## Annotated region listings
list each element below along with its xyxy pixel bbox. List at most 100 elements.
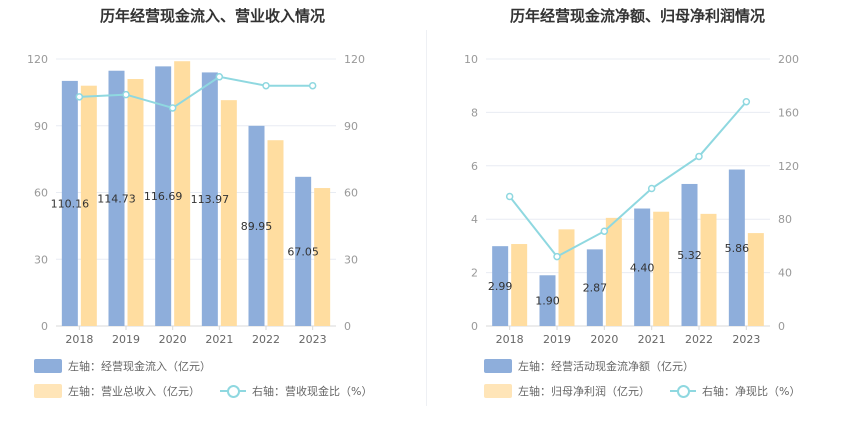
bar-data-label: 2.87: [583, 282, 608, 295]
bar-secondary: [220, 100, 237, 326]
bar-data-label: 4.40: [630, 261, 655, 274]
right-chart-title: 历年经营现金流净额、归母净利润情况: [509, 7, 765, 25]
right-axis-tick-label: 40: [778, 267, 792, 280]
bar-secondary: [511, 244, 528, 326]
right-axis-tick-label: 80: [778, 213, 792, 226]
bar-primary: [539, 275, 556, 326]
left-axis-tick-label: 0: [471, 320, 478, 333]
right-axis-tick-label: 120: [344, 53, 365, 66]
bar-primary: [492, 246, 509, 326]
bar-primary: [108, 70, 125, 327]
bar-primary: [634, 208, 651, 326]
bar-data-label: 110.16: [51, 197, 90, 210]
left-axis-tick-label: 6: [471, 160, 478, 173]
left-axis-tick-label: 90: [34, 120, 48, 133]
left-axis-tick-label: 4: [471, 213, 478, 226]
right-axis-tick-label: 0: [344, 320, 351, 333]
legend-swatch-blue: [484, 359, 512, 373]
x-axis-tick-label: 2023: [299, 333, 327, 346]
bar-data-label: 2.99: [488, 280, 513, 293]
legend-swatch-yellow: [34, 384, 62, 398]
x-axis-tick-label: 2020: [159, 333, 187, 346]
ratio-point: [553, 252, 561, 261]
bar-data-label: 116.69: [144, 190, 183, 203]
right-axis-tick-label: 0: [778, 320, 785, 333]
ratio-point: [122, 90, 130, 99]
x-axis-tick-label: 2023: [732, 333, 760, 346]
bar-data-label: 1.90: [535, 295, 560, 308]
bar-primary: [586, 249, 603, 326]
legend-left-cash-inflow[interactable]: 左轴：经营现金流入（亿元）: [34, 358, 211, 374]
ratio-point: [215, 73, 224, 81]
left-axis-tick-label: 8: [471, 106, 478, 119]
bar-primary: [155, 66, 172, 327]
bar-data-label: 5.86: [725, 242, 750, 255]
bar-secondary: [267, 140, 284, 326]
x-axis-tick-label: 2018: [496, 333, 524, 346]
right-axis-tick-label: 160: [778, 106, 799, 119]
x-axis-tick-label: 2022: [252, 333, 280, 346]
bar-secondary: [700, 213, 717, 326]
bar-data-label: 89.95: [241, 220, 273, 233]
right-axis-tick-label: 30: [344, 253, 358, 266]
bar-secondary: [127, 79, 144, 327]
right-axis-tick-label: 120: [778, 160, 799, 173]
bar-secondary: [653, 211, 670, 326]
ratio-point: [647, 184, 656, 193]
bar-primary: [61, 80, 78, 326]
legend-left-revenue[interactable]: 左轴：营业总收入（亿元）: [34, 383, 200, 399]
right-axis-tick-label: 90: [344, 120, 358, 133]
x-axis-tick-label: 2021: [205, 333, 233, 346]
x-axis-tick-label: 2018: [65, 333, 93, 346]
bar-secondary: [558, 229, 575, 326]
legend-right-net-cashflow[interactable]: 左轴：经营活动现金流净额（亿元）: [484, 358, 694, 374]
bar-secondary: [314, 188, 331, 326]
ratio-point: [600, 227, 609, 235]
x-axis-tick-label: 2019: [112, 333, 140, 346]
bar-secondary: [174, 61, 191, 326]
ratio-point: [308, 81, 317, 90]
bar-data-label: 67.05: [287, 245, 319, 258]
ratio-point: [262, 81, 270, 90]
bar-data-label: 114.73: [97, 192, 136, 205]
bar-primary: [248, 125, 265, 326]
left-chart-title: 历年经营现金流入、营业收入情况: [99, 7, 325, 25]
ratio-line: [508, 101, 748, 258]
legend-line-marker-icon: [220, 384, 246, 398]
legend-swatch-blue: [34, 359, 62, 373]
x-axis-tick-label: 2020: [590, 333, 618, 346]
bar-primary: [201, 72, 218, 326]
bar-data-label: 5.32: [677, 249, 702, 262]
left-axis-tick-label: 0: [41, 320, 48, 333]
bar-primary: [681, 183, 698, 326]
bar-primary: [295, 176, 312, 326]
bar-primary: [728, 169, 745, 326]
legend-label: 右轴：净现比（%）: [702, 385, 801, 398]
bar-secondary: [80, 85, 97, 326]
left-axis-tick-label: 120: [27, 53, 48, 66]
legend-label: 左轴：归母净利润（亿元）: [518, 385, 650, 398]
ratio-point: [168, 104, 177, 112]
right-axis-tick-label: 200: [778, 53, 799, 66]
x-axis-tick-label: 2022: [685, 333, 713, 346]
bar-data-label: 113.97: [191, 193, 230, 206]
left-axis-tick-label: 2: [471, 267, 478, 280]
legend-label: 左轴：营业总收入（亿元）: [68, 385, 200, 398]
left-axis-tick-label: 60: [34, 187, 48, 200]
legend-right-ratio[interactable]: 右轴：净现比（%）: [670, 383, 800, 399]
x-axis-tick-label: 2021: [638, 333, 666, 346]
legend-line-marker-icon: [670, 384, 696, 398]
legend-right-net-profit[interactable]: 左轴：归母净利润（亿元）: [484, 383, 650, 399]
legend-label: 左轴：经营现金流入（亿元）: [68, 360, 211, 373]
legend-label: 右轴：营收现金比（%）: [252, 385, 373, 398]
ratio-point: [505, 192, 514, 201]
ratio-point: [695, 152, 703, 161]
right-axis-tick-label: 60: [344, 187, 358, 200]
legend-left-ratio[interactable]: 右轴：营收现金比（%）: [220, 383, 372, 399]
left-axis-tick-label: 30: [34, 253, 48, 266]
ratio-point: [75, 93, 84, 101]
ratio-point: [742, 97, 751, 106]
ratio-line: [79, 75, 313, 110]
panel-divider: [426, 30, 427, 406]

==

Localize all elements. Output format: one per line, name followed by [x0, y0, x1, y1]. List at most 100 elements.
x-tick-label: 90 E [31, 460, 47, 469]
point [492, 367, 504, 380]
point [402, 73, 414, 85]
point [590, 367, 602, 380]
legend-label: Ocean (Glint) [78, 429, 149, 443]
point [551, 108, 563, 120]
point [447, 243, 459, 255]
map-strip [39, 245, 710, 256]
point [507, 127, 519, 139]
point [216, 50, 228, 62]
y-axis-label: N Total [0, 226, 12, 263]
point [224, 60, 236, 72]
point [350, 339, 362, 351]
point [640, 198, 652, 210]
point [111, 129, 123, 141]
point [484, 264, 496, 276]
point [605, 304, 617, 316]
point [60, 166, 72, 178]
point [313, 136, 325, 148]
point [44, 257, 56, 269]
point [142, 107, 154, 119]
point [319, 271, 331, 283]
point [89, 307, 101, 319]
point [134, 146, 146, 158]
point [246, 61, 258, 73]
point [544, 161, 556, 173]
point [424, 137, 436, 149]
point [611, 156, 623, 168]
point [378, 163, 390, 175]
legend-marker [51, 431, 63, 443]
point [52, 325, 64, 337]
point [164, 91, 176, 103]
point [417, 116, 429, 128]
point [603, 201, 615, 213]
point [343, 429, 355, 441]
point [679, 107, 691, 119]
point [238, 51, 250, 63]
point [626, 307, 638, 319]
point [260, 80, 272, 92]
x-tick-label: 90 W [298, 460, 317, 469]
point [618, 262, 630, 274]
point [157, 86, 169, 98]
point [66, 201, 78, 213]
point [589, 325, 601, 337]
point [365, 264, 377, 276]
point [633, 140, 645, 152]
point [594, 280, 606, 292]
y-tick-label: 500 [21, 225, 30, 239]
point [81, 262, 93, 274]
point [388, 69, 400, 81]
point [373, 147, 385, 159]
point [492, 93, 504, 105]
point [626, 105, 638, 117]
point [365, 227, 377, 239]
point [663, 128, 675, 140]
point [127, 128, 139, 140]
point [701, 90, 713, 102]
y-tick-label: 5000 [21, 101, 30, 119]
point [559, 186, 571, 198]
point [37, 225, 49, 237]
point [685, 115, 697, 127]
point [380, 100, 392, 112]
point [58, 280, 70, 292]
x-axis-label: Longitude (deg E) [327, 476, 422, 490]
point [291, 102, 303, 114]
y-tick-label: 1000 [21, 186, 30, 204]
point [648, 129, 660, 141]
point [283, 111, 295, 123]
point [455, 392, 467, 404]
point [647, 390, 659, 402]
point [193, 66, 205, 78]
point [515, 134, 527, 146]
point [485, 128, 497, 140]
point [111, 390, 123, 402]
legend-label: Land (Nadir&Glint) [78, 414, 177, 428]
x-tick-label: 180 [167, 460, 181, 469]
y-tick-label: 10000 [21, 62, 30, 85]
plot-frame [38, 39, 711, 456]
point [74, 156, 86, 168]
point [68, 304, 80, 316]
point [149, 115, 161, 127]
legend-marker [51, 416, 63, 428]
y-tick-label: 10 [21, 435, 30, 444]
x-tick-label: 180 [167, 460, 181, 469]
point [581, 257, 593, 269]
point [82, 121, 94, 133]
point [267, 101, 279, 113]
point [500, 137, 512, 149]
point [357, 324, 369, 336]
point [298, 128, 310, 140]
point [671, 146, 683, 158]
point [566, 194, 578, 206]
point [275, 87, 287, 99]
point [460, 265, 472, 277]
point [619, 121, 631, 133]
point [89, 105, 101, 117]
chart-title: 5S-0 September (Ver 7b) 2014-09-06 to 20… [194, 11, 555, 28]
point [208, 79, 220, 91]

---

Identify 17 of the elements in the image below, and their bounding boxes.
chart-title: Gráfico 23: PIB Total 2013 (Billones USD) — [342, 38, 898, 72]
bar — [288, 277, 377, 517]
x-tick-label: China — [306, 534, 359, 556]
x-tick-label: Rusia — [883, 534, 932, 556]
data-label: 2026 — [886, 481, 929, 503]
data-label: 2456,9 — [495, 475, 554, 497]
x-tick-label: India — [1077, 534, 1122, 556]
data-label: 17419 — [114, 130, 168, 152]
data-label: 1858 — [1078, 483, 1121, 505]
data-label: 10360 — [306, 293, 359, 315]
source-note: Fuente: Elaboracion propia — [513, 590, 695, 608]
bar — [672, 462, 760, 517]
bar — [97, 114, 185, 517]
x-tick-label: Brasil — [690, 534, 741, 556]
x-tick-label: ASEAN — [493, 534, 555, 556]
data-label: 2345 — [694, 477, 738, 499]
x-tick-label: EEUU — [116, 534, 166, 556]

## EXERCISE TASK
Reproduce verbatim the lines above from the line containing "bar-data-label: 2.87: [583, 282, 608, 295]" up to and including the line containing "bar-primary: [539, 275, 556, 326]".

## SOLUTION TO THIS PROBLEM
bar-data-label: 2.87: [583, 282, 608, 295]
bar-secondary: [220, 100, 237, 326]
bar-data-label: 4.40: [630, 261, 655, 274]
right-chart-title: 历年经营现金流净额、归母净利润情况: [509, 7, 765, 25]
right-axis-tick-label: 40: [778, 267, 792, 280]
bar-secondary: [511, 244, 528, 326]
right-axis-tick-label: 80: [778, 213, 792, 226]
bar-primary: [539, 275, 556, 326]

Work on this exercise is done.